* **WHAT YOU ARE ASKED TO DO**: Give only the number of lines that include the string "Thomas".

[Some records]
○ ○ ○ ○

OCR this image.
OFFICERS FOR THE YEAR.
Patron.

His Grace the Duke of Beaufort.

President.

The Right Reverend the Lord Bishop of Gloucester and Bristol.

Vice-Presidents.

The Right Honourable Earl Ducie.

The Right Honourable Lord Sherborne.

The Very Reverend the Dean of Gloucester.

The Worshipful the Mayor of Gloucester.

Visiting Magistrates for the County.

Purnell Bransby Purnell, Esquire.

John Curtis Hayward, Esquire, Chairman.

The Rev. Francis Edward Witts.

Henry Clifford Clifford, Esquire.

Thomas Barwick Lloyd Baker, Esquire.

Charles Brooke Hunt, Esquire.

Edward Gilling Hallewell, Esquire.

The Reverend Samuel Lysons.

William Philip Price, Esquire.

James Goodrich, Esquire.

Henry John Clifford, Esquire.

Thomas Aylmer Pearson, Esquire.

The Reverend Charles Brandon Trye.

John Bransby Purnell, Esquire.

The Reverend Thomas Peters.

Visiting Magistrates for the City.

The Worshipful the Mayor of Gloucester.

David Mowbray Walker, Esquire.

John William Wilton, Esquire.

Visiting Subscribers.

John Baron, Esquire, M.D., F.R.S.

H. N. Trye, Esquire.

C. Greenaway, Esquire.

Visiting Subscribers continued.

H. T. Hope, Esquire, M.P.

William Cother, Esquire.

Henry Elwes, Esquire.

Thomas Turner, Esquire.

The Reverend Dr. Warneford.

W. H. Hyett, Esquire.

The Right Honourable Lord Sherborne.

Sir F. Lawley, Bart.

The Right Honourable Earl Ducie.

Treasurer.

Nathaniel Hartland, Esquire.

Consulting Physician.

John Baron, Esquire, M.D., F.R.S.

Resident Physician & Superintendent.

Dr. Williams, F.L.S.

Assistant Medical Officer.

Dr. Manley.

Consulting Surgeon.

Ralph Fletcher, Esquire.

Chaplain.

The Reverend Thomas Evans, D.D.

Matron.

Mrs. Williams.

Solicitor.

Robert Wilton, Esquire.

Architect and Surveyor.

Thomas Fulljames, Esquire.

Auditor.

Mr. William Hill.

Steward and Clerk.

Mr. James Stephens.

○ ○ ○ ○

* **RESPONSE TO THE EXERCISE**: 6